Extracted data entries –
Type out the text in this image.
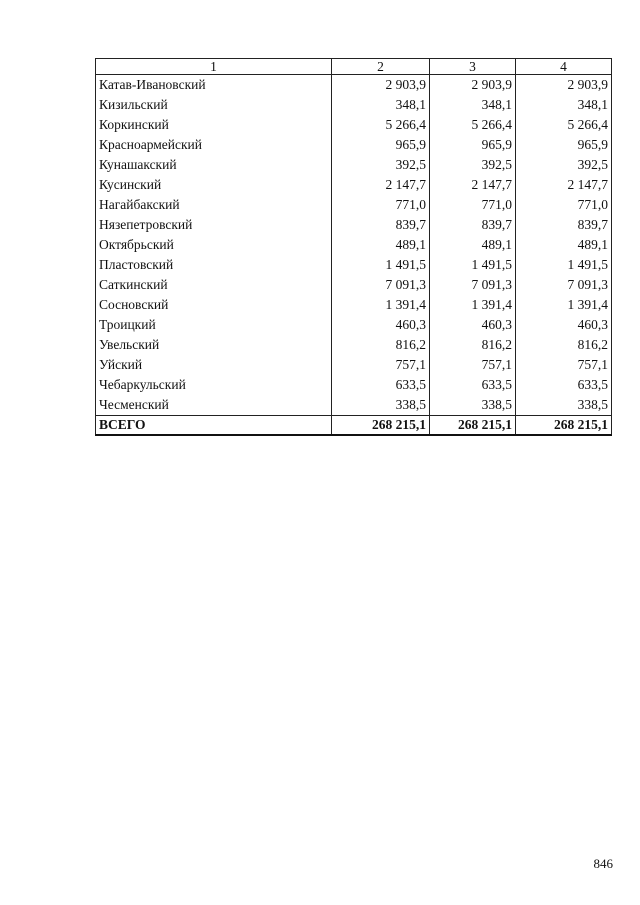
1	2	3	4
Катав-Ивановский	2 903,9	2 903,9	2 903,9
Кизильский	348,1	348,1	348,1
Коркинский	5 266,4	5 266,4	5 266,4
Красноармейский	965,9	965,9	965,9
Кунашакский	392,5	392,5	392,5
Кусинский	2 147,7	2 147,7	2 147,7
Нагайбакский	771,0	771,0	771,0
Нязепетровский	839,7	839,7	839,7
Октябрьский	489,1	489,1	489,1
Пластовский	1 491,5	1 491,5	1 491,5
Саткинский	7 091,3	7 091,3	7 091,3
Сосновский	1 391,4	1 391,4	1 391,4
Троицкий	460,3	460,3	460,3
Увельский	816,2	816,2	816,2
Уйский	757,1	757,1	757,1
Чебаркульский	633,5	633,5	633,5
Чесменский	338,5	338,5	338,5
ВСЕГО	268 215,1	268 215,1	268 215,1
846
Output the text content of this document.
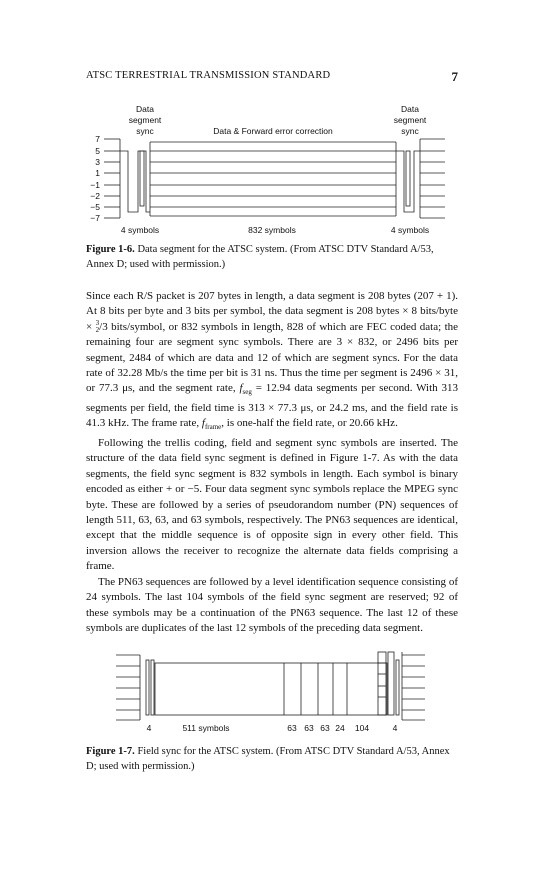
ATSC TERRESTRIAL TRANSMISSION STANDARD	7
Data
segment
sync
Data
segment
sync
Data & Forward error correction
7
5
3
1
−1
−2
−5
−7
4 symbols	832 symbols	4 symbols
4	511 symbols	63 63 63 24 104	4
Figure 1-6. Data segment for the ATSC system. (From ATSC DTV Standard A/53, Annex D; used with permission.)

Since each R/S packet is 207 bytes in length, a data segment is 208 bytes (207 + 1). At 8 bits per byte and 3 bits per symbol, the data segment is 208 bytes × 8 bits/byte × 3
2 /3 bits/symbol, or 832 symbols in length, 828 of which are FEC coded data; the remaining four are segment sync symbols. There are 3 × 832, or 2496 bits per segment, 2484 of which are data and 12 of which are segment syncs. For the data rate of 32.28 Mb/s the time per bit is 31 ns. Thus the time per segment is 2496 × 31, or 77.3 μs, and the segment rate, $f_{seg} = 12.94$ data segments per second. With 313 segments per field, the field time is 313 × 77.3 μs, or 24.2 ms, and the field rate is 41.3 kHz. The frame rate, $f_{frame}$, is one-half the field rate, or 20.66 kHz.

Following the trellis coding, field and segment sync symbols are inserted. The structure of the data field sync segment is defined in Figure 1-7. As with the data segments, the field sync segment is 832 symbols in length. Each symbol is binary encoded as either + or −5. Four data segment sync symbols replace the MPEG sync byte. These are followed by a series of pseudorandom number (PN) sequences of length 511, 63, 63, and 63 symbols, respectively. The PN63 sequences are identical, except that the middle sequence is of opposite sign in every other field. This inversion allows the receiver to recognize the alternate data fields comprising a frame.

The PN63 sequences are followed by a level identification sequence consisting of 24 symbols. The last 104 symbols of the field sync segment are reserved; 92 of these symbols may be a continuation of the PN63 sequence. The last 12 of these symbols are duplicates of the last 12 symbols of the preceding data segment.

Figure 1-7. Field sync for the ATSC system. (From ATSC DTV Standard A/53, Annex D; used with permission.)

---

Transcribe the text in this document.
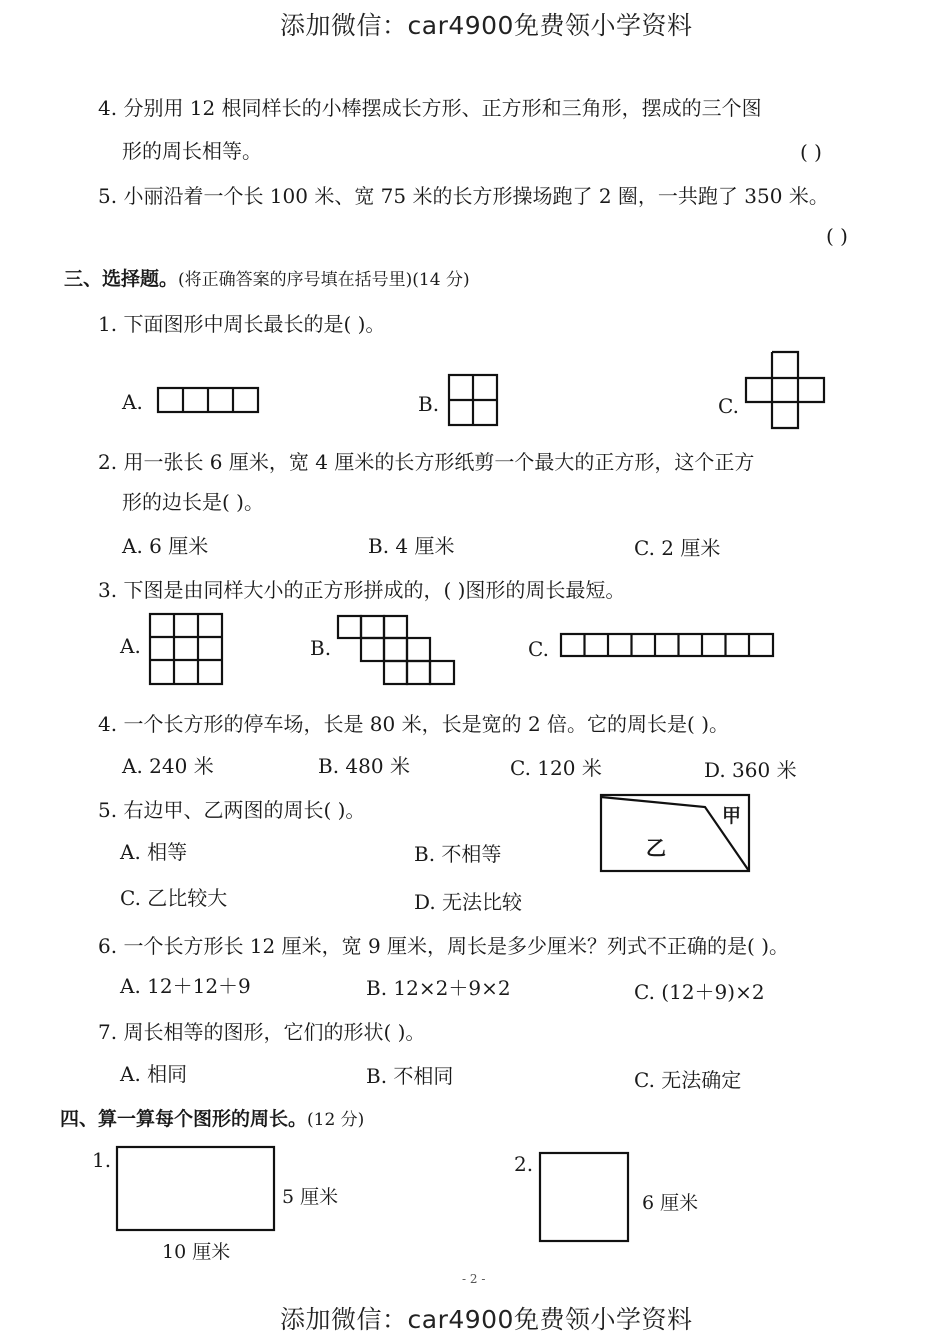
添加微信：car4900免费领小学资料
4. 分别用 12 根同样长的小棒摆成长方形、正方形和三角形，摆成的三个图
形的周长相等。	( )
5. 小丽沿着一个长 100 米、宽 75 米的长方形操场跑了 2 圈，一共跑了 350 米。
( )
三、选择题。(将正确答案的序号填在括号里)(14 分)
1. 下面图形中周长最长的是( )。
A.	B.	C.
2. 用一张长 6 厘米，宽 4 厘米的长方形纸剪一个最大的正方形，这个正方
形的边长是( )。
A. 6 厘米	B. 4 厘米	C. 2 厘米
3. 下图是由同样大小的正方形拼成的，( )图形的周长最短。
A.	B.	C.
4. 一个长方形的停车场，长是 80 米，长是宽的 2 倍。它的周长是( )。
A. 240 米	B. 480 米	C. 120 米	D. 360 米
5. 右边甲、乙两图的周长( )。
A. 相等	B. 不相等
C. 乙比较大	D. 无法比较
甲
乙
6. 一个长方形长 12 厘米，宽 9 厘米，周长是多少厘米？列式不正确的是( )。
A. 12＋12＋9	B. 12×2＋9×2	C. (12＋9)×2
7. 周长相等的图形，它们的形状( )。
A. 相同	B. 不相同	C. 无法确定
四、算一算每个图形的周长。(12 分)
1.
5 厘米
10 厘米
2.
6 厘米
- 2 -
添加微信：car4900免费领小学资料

* * *

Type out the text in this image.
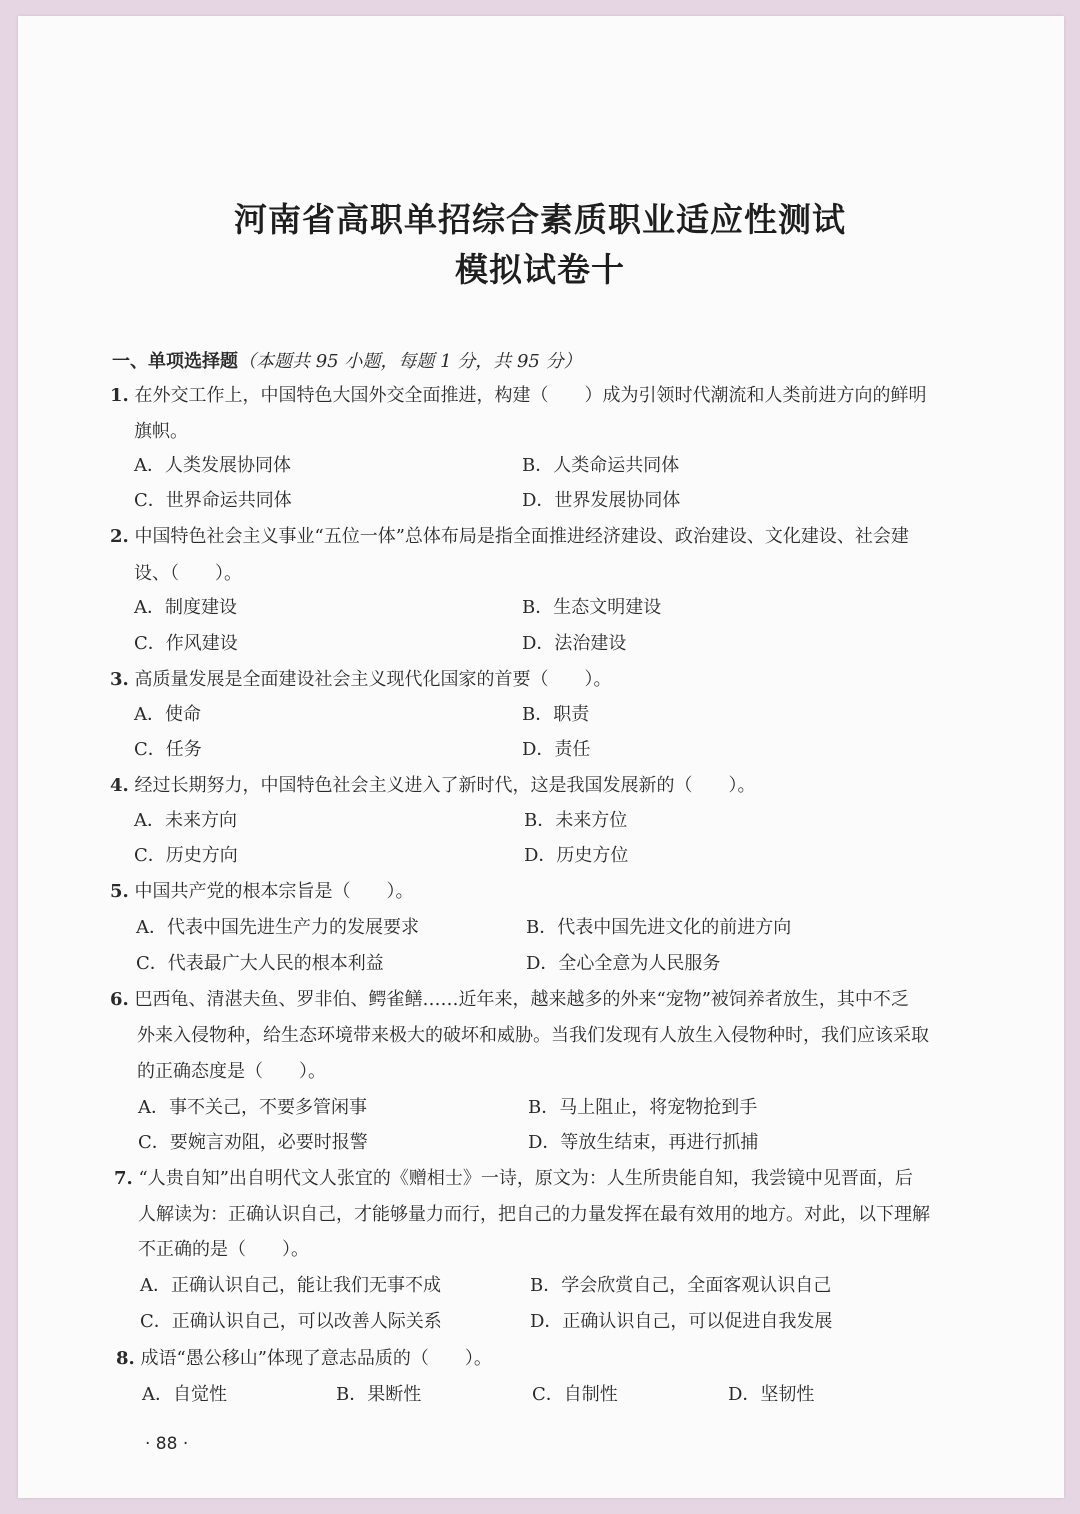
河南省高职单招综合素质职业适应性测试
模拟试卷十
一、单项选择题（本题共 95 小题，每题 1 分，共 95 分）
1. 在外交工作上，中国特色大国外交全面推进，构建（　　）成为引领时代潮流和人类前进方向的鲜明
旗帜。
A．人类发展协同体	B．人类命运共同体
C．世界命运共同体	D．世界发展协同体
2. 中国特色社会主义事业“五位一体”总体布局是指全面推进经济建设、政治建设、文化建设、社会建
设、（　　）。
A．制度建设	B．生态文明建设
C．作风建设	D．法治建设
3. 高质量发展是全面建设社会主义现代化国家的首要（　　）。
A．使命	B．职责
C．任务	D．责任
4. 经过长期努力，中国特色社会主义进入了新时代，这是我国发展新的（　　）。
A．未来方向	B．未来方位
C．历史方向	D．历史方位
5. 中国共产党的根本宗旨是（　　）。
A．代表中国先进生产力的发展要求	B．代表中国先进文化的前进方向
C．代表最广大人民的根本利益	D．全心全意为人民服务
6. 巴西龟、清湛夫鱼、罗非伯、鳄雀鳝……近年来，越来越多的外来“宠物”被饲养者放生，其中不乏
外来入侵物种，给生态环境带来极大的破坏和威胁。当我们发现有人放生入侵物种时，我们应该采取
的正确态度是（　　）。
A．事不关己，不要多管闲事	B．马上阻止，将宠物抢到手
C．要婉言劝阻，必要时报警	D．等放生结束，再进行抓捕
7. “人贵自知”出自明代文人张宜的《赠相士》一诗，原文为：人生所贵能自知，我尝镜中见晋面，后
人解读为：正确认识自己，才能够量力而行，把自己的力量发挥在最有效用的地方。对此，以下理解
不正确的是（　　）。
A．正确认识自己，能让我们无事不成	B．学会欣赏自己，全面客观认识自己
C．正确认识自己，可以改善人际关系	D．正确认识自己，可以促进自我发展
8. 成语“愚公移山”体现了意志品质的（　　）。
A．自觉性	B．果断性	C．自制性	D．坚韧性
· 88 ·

Request – Which lines above contain "system"? Show each of them.

Result for this exercise –
Figure 1-6. Data segment for the ATSC system. (From ATSC DTV Standard A/53, Annex D; used with permission.)
Figure 1-7. Field sync for the ATSC system. (From ATSC DTV Standard A/53, Annex D; used with permission.)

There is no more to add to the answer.